start DATASET ROWS
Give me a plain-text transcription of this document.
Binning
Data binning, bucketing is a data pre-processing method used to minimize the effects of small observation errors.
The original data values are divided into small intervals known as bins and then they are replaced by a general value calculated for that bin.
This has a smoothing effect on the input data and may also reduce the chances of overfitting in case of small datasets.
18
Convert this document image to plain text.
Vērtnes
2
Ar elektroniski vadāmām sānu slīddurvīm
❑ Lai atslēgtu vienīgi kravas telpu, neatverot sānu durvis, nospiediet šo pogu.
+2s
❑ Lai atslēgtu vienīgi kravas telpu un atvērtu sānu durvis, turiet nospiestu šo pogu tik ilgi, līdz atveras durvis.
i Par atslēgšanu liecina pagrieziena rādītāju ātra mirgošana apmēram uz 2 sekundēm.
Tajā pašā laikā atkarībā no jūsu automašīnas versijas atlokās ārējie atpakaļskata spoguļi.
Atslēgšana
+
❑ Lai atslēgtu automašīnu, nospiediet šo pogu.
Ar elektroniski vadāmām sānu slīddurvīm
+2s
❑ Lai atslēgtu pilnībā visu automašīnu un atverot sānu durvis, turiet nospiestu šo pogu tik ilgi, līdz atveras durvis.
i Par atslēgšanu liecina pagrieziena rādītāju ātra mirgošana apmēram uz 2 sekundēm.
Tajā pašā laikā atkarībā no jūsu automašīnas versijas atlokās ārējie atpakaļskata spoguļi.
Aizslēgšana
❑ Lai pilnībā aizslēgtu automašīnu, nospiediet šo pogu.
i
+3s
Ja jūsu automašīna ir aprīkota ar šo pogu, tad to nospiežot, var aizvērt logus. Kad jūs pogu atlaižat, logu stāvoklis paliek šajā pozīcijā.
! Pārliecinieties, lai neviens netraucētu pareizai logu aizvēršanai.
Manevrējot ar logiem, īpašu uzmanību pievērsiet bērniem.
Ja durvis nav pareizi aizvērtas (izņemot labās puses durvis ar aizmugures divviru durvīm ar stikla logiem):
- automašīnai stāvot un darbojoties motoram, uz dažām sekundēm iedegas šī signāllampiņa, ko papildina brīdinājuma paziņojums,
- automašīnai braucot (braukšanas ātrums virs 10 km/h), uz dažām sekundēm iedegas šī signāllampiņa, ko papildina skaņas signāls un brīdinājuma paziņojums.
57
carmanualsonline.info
end DATASET ROWS
**PROBLEM DESCRIPTION**
Give the listing above again, word for word.

**FULL RESPONSE**
Give me a plain-text transcription of this document.
Binning
Data binning, bucketing is a data pre-processing method used to minimize the effects of small observation errors.
The original data values are divided into small intervals known as bins and then they are replaced by a general value calculated for that bin.
This has a smoothing effect on the input data and may also reduce the chances of overfitting in case of small datasets.
18
Convert this document image to plain text.
Vērtnes
2
Ar elektroniski vadāmām sānu slīddurvīm
❑ Lai atslēgtu vienīgi kravas telpu, neatverot sānu durvis, nospiediet šo pogu.
+2s
❑ Lai atslēgtu vienīgi kravas telpu un atvērtu sānu durvis, turiet nospiestu šo pogu tik ilgi, līdz atveras durvis.
i Par atslēgšanu liecina pagrieziena rādītāju ātra mirgošana apmēram uz 2 sekundēm.
Tajā pašā laikā atkarībā no jūsu automašīnas versijas atlokās ārējie atpakaļskata spoguļi.
Atslēgšana
+
❑ Lai atslēgtu automašīnu, nospiediet šo pogu.
Ar elektroniski vadāmām sānu slīddurvīm
+2s
❑ Lai atslēgtu pilnībā visu automašīnu un atverot sānu durvis, turiet nospiestu šo pogu tik ilgi, līdz atveras durvis.
i Par atslēgšanu liecina pagrieziena rādītāju ātra mirgošana apmēram uz 2 sekundēm.
Tajā pašā laikā atkarībā no jūsu automašīnas versijas atlokās ārējie atpakaļskata spoguļi.
Aizslēgšana
❑ Lai pilnībā aizslēgtu automašīnu, nospiediet šo pogu.
i
+3s
Ja jūsu automašīna ir aprīkota ar šo pogu, tad to nospiežot, var aizvērt logus. Kad jūs pogu atlaižat, logu stāvoklis paliek šajā pozīcijā.
! Pārliecinieties, lai neviens netraucētu pareizai logu aizvēršanai.
Manevrējot ar logiem, īpašu uzmanību pievērsiet bērniem.
Ja durvis nav pareizi aizvērtas (izņemot labās puses durvis ar aizmugures divviru durvīm ar stikla logiem):
- automašīnai stāvot un darbojoties motoram, uz dažām sekundēm iedegas šī signāllampiņa, ko papildina brīdinājuma paziņojums,
- automašīnai braucot (braukšanas ātrums virs 10 km/h), uz dažām sekundēm iedegas šī signāllampiņa, ko papildina skaņas signāls un brīdinājuma paziņojums.
57
carmanualsonline.info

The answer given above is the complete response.